Dataset excerpt
┏━━

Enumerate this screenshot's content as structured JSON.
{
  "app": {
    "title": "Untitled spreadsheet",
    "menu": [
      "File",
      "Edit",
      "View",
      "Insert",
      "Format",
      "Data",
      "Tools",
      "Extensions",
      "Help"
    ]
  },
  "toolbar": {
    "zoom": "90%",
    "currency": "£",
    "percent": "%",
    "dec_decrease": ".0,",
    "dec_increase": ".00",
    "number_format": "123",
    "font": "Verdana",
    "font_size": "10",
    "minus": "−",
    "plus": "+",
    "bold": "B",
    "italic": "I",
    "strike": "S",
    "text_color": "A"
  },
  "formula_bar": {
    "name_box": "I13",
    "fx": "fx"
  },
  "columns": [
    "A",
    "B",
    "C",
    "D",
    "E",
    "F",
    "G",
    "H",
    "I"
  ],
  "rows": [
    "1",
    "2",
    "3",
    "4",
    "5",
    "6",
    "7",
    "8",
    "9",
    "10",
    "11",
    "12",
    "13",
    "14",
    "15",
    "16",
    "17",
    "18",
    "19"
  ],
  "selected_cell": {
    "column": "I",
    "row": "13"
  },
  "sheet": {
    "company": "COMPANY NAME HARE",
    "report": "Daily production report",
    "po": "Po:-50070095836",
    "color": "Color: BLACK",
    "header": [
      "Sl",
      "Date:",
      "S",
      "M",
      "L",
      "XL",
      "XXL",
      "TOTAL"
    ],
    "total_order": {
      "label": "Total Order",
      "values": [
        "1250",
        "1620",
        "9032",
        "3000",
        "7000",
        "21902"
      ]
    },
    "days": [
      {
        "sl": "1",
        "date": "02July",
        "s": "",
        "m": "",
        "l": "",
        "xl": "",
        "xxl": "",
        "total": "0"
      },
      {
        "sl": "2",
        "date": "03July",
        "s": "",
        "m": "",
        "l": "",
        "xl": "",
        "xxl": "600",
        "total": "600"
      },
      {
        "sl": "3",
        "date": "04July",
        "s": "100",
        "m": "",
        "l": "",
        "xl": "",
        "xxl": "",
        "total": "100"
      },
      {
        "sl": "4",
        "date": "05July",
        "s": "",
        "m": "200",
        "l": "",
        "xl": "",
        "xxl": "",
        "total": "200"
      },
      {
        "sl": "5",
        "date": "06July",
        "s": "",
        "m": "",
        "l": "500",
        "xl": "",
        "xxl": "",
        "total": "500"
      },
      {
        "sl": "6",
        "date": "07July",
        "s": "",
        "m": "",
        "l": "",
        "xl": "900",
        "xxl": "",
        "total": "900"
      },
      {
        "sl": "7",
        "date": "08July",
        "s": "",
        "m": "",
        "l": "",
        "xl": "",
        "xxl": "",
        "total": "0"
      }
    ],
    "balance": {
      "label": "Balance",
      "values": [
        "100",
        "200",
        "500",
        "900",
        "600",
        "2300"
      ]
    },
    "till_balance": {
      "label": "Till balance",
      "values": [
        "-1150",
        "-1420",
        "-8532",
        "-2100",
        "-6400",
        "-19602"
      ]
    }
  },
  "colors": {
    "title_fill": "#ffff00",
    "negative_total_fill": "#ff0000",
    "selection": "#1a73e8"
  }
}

┗━━

→ Set exercise: Copy every record above exactly as it appears.

→ Final result:
Enumerate this screenshot's content as structured JSON.
{
  "app": {
    "title": "Untitled spreadsheet",
    "menu": [
      "File",
      "Edit",
      "View",
      "Insert",
      "Format",
      "Data",
      "Tools",
      "Extensions",
      "Help"
    ]
  },
  "toolbar": {
    "zoom": "90%",
    "currency": "£",
    "percent": "%",
    "dec_decrease": ".0,",
    "dec_increase": ".00",
    "number_format": "123",
    "font": "Verdana",
    "font_size": "10",
    "minus": "−",
    "plus": "+",
    "bold": "B",
    "italic": "I",
    "strike": "S",
    "text_color": "A"
  },
  "formula_bar": {
    "name_box": "I13",
    "fx": "fx"
  },
  "columns": [
    "A",
    "B",
    "C",
    "D",
    "E",
    "F",
    "G",
    "H",
    "I"
  ],
  "rows": [
    "1",
    "2",
    "3",
    "4",
    "5",
    "6",
    "7",
    "8",
    "9",
    "10",
    "11",
    "12",
    "13",
    "14",
    "15",
    "16",
    "17",
    "18",
    "19"
  ],
  "selected_cell": {
    "column": "I",
    "row": "13"
  },
  "sheet": {
    "company": "COMPANY NAME HARE",
    "report": "Daily production report",
    "po": "Po:-50070095836",
    "color": "Color: BLACK",
    "header": [
      "Sl",
      "Date:",
      "S",
      "M",
      "L",
      "XL",
      "XXL",
      "TOTAL"
    ],
    "total_order": {
      "label": "Total Order",
      "values": [
        "1250",
        "1620",
        "9032",
        "3000",
        "7000",
        "21902"
      ]
    },
    "days": [
      {
        "sl": "1",
        "date": "02July",
        "s": "",
        "m": "",
        "l": "",
        "xl": "",
        "xxl": "",
        "total": "0"
      },
      {
        "sl": "2",
        "date": "03July",
        "s": "",
        "m": "",
        "l": "",
        "xl": "",
        "xxl": "600",
        "total": "600"
      },
      {
        "sl": "3",
        "date": "04July",
        "s": "100",
        "m": "",
        "l": "",
        "xl": "",
        "xxl": "",
        "total": "100"
      },
      {
        "sl": "4",
        "date": "05July",
        "s": "",
        "m": "200",
        "l": "",
        "xl": "",
        "xxl": "",
        "total": "200"
      },
      {
        "sl": "5",
        "date": "06July",
        "s": "",
        "m": "",
        "l": "500",
        "xl": "",
        "xxl": "",
        "total": "500"
      },
      {
        "sl": "6",
        "date": "07July",
        "s": "",
        "m": "",
        "l": "",
        "xl": "900",
        "xxl": "",
        "total": "900"
      },
      {
        "sl": "7",
        "date": "08July",
        "s": "",
        "m": "",
        "l": "",
        "xl": "",
        "xxl": "",
        "total": "0"
      }
    ],
    "balance": {
      "label": "Balance",
      "values": [
        "100",
        "200",
        "500",
        "900",
        "600",
        "2300"
      ]
    },
    "till_balance": {
      "label": "Till balance",
      "values": [
        "-1150",
        "-1420",
        "-8532",
        "-2100",
        "-6400",
        "-19602"
      ]
    }
  },
  "colors": {
    "title_fill": "#ffff00",
    "negative_total_fill": "#ff0000",
    "selection": "#1a73e8"
  }
}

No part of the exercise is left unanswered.